··· RECORD EXTRACTS ···
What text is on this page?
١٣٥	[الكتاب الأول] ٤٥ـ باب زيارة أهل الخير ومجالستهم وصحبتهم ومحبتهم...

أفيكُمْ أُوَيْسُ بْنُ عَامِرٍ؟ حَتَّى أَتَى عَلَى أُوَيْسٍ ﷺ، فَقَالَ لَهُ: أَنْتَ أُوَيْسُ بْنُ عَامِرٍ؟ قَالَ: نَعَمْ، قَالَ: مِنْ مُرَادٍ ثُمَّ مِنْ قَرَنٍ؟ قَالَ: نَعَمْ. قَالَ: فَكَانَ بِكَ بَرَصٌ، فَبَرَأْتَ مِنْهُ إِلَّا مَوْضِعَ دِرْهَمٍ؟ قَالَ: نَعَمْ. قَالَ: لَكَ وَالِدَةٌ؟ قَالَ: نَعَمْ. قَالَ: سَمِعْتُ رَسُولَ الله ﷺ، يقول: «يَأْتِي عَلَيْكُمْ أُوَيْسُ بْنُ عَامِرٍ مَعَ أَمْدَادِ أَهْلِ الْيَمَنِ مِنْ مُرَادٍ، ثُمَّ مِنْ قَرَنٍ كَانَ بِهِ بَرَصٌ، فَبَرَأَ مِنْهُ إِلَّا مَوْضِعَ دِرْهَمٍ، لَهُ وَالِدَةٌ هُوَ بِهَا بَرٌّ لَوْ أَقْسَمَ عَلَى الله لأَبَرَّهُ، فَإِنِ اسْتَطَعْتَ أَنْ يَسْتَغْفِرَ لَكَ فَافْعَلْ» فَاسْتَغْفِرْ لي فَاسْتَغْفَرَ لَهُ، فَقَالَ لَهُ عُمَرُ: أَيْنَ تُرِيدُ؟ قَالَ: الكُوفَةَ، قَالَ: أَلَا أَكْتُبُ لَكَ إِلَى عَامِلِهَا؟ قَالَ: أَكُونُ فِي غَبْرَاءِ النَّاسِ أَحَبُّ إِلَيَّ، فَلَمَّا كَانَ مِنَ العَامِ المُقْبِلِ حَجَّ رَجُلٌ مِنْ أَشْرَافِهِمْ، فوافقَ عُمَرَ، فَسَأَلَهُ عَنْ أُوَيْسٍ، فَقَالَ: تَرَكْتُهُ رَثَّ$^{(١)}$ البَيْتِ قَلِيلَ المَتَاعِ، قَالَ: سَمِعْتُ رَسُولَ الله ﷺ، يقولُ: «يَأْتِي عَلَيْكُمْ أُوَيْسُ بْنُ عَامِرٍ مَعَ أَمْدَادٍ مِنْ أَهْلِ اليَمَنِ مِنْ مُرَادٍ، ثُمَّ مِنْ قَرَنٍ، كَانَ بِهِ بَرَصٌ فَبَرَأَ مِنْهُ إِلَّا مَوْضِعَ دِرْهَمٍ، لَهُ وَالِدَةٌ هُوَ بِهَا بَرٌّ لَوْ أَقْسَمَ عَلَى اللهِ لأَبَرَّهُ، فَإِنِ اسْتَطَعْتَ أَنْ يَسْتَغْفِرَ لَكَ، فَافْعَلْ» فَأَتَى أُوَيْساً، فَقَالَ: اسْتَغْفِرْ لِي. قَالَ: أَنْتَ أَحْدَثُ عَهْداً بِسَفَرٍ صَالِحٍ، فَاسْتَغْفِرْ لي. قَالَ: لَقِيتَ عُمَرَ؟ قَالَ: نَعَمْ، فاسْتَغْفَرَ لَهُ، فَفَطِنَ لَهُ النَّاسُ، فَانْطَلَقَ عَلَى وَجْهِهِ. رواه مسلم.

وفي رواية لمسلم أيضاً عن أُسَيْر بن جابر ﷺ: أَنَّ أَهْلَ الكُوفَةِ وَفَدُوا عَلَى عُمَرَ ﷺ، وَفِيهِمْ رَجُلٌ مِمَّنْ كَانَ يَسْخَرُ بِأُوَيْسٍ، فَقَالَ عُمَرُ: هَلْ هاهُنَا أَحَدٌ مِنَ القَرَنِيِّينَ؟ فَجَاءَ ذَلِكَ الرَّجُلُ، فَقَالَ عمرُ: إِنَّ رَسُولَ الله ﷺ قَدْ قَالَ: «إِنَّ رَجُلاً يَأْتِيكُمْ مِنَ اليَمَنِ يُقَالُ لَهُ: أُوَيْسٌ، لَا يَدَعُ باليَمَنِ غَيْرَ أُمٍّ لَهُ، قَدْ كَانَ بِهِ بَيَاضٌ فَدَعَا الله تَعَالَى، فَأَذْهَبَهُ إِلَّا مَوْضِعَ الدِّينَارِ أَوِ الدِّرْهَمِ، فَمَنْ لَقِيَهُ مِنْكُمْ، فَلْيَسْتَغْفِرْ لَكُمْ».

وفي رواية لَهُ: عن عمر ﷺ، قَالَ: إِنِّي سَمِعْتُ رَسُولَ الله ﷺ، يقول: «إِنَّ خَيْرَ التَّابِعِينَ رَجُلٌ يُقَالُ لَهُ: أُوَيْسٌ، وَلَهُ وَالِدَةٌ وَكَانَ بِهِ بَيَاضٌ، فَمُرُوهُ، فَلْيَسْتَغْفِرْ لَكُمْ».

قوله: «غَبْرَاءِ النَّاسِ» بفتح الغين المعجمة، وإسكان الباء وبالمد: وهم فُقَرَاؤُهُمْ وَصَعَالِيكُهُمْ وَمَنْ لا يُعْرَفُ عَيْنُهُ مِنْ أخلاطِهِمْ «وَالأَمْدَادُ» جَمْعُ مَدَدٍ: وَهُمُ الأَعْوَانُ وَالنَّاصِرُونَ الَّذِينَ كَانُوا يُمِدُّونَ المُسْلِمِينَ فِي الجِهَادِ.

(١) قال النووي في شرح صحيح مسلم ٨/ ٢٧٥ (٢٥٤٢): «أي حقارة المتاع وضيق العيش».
···
#### WRITTEN INSTRUCTION:
Transcribe every entry word for word.

#### CORRECT ANSWER:
What text is on this page?
١٣٥	[الكتاب الأول] ٤٥ـ باب زيارة أهل الخير ومجالستهم وصحبتهم ومحبتهم...

أفيكُمْ أُوَيْسُ بْنُ عَامِرٍ؟ حَتَّى أَتَى عَلَى أُوَيْسٍ ﷺ، فَقَالَ لَهُ: أَنْتَ أُوَيْسُ بْنُ عَامِرٍ؟ قَالَ: نَعَمْ، قَالَ: مِنْ مُرَادٍ ثُمَّ مِنْ قَرَنٍ؟ قَالَ: نَعَمْ. قَالَ: فَكَانَ بِكَ بَرَصٌ، فَبَرَأْتَ مِنْهُ إِلَّا مَوْضِعَ دِرْهَمٍ؟ قَالَ: نَعَمْ. قَالَ: لَكَ وَالِدَةٌ؟ قَالَ: نَعَمْ. قَالَ: سَمِعْتُ رَسُولَ الله ﷺ، يقول: «يَأْتِي عَلَيْكُمْ أُوَيْسُ بْنُ عَامِرٍ مَعَ أَمْدَادِ أَهْلِ الْيَمَنِ مِنْ مُرَادٍ، ثُمَّ مِنْ قَرَنٍ كَانَ بِهِ بَرَصٌ، فَبَرَأَ مِنْهُ إِلَّا مَوْضِعَ دِرْهَمٍ، لَهُ وَالِدَةٌ هُوَ بِهَا بَرٌّ لَوْ أَقْسَمَ عَلَى الله لأَبَرَّهُ، فَإِنِ اسْتَطَعْتَ أَنْ يَسْتَغْفِرَ لَكَ فَافْعَلْ» فَاسْتَغْفِرْ لي فَاسْتَغْفَرَ لَهُ، فَقَالَ لَهُ عُمَرُ: أَيْنَ تُرِيدُ؟ قَالَ: الكُوفَةَ، قَالَ: أَلَا أَكْتُبُ لَكَ إِلَى عَامِلِهَا؟ قَالَ: أَكُونُ فِي غَبْرَاءِ النَّاسِ أَحَبُّ إِلَيَّ، فَلَمَّا كَانَ مِنَ العَامِ المُقْبِلِ حَجَّ رَجُلٌ مِنْ أَشْرَافِهِمْ، فوافقَ عُمَرَ، فَسَأَلَهُ عَنْ أُوَيْسٍ، فَقَالَ: تَرَكْتُهُ رَثَّ$^{(١)}$ البَيْتِ قَلِيلَ المَتَاعِ، قَالَ: سَمِعْتُ رَسُولَ الله ﷺ، يقولُ: «يَأْتِي عَلَيْكُمْ أُوَيْسُ بْنُ عَامِرٍ مَعَ أَمْدَادٍ مِنْ أَهْلِ اليَمَنِ مِنْ مُرَادٍ، ثُمَّ مِنْ قَرَنٍ، كَانَ بِهِ بَرَصٌ فَبَرَأَ مِنْهُ إِلَّا مَوْضِعَ دِرْهَمٍ، لَهُ وَالِدَةٌ هُوَ بِهَا بَرٌّ لَوْ أَقْسَمَ عَلَى اللهِ لأَبَرَّهُ، فَإِنِ اسْتَطَعْتَ أَنْ يَسْتَغْفِرَ لَكَ، فَافْعَلْ» فَأَتَى أُوَيْساً، فَقَالَ: اسْتَغْفِرْ لِي. قَالَ: أَنْتَ أَحْدَثُ عَهْداً بِسَفَرٍ صَالِحٍ، فَاسْتَغْفِرْ لي. قَالَ: لَقِيتَ عُمَرَ؟ قَالَ: نَعَمْ، فاسْتَغْفَرَ لَهُ، فَفَطِنَ لَهُ النَّاسُ، فَانْطَلَقَ عَلَى وَجْهِهِ. رواه مسلم.

وفي رواية لمسلم أيضاً عن أُسَيْر بن جابر ﷺ: أَنَّ أَهْلَ الكُوفَةِ وَفَدُوا عَلَى عُمَرَ ﷺ، وَفِيهِمْ رَجُلٌ مِمَّنْ كَانَ يَسْخَرُ بِأُوَيْسٍ، فَقَالَ عُمَرُ: هَلْ هاهُنَا أَحَدٌ مِنَ القَرَنِيِّينَ؟ فَجَاءَ ذَلِكَ الرَّجُلُ، فَقَالَ عمرُ: إِنَّ رَسُولَ الله ﷺ قَدْ قَالَ: «إِنَّ رَجُلاً يَأْتِيكُمْ مِنَ اليَمَنِ يُقَالُ لَهُ: أُوَيْسٌ، لَا يَدَعُ باليَمَنِ غَيْرَ أُمٍّ لَهُ، قَدْ كَانَ بِهِ بَيَاضٌ فَدَعَا الله تَعَالَى، فَأَذْهَبَهُ إِلَّا مَوْضِعَ الدِّينَارِ أَوِ الدِّرْهَمِ، فَمَنْ لَقِيَهُ مِنْكُمْ، فَلْيَسْتَغْفِرْ لَكُمْ».

وفي رواية لَهُ: عن عمر ﷺ، قَالَ: إِنِّي سَمِعْتُ رَسُولَ الله ﷺ، يقول: «إِنَّ خَيْرَ التَّابِعِينَ رَجُلٌ يُقَالُ لَهُ: أُوَيْسٌ، وَلَهُ وَالِدَةٌ وَكَانَ بِهِ بَيَاضٌ، فَمُرُوهُ، فَلْيَسْتَغْفِرْ لَكُمْ».

قوله: «غَبْرَاءِ النَّاسِ» بفتح الغين المعجمة، وإسكان الباء وبالمد: وهم فُقَرَاؤُهُمْ وَصَعَالِيكُهُمْ وَمَنْ لا يُعْرَفُ عَيْنُهُ مِنْ أخلاطِهِمْ «وَالأَمْدَادُ» جَمْعُ مَدَدٍ: وَهُمُ الأَعْوَانُ وَالنَّاصِرُونَ الَّذِينَ كَانُوا يُمِدُّونَ المُسْلِمِينَ فِي الجِهَادِ.

(١) قال النووي في شرح صحيح مسلم ٨/ ٢٧٥ (٢٥٤٢): «أي حقارة المتاع وضيق العيش».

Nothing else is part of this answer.